--- YOUR TASK ---
Without the pictures, can you quote each line below exactly?

[start ROWS]

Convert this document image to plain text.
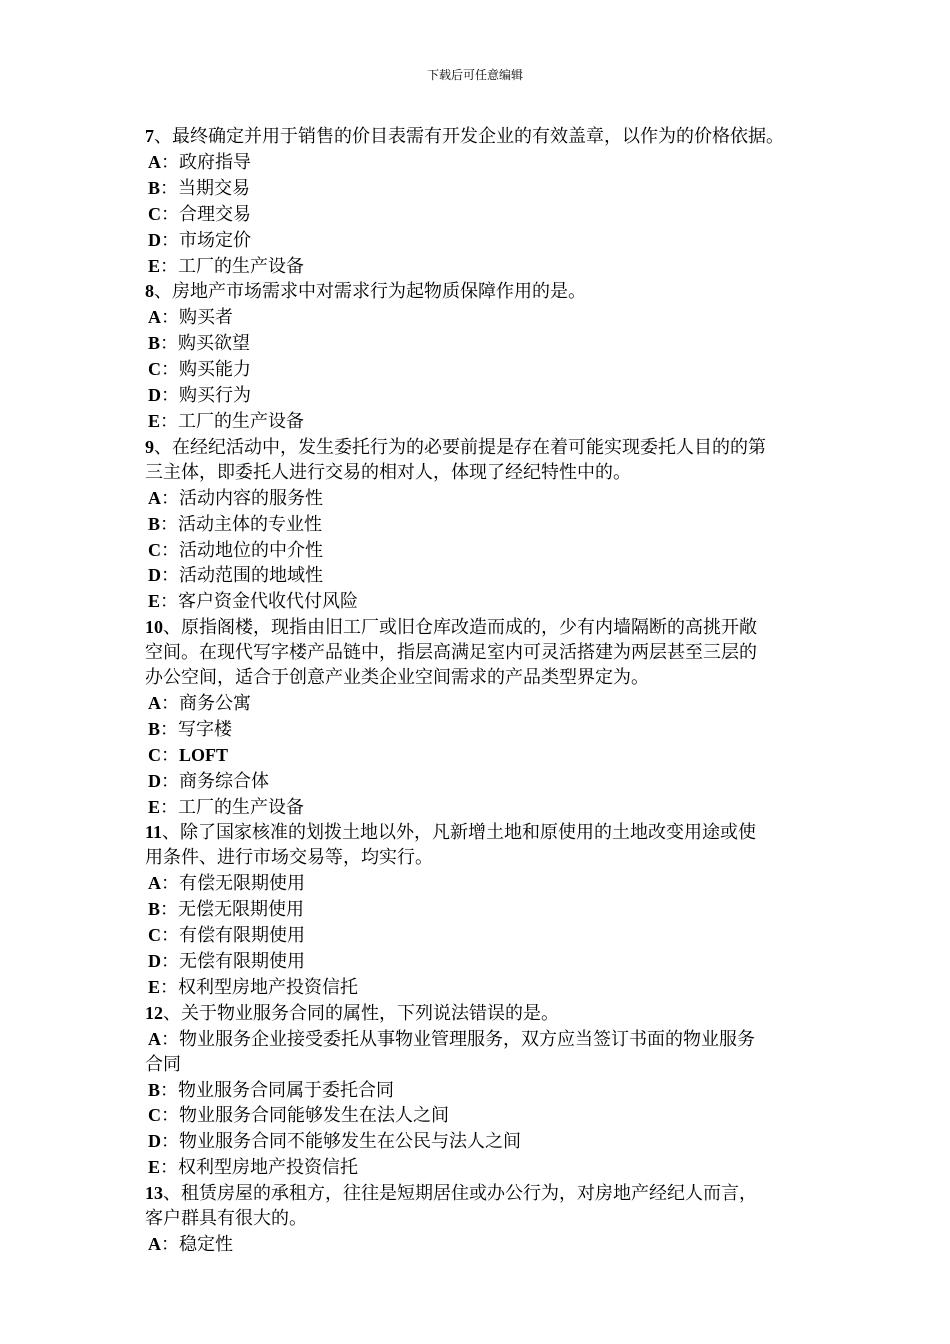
下载后可任意编辑
7、最终确定并用于销售的价目表需有开发企业的有效盖章，以作为的价格依据。
A：政府指导
B：当期交易
C：合理交易
D：市场定价
E：工厂的生产设备
8、房地产市场需求中对需求行为起物质保障作用的是。
A：购买者
B：购买欲望
C：购买能力
D：购买行为
E：工厂的生产设备
9、在经纪活动中，发生委托行为的必要前提是存在着可能实现委托人目的的第
三主体，即委托人进行交易的相对人，体现了经纪特性中的。
A：活动内容的服务性
B：活动主体的专业性
C：活动地位的中介性
D：活动范围的地域性
E：客户资金代收代付风险
10、原指阁楼，现指由旧工厂或旧仓库改造而成的，少有内墙隔断的高挑开敞
空间。在现代写字楼产品链中，指层高满足室内可灵活搭建为两层甚至三层的
办公空间，适合于创意产业类企业空间需求的产品类型界定为。
A：商务公寓
B：写字楼
C：LOFT
D：商务综合体
E：工厂的生产设备
11、除了国家核准的划拨土地以外，凡新增土地和原使用的土地改变用途或使
用条件、进行市场交易等，均实行。
A：有偿无限期使用
B：无偿无限期使用
C：有偿有限期使用
D：无偿有限期使用
E：权利型房地产投资信托
12、关于物业服务合同的属性，下列说法错误的是。
A：物业服务企业接受委托从事物业管理服务，双方应当签订书面的物业服务
合同
B：物业服务合同属于委托合同
C：物业服务合同能够发生在法人之间
D：物业服务合同不能够发生在公民与法人之间
E：权利型房地产投资信托
13、租赁房屋的承租方，往往是短期居住或办公行为，对房地产经纪人而言，
客户群具有很大的。
A：稳定性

[end ROWS]

--- SOLVED EXERCISE ---
Convert this document image to plain text.
下载后可任意编辑
7、最终确定并用于销售的价目表需有开发企业的有效盖章，以作为的价格依据。
A：政府指导
B：当期交易
C：合理交易
D：市场定价
E：工厂的生产设备
8、房地产市场需求中对需求行为起物质保障作用的是。
A：购买者
B：购买欲望
C：购买能力
D：购买行为
E：工厂的生产设备
9、在经纪活动中，发生委托行为的必要前提是存在着可能实现委托人目的的第
三主体，即委托人进行交易的相对人，体现了经纪特性中的。
A：活动内容的服务性
B：活动主体的专业性
C：活动地位的中介性
D：活动范围的地域性
E：客户资金代收代付风险
10、原指阁楼，现指由旧工厂或旧仓库改造而成的，少有内墙隔断的高挑开敞
空间。在现代写字楼产品链中，指层高满足室内可灵活搭建为两层甚至三层的
办公空间，适合于创意产业类企业空间需求的产品类型界定为。
A：商务公寓
B：写字楼
C：LOFT
D：商务综合体
E：工厂的生产设备
11、除了国家核准的划拨土地以外，凡新增土地和原使用的土地改变用途或使
用条件、进行市场交易等，均实行。
A：有偿无限期使用
B：无偿无限期使用
C：有偿有限期使用
D：无偿有限期使用
E：权利型房地产投资信托
12、关于物业服务合同的属性，下列说法错误的是。
A：物业服务企业接受委托从事物业管理服务，双方应当签订书面的物业服务
合同
B：物业服务合同属于委托合同
C：物业服务合同能够发生在法人之间
D：物业服务合同不能够发生在公民与法人之间
E：权利型房地产投资信托
13、租赁房屋的承租方，往往是短期居住或办公行为，对房地产经纪人而言，
客户群具有很大的。
A：稳定性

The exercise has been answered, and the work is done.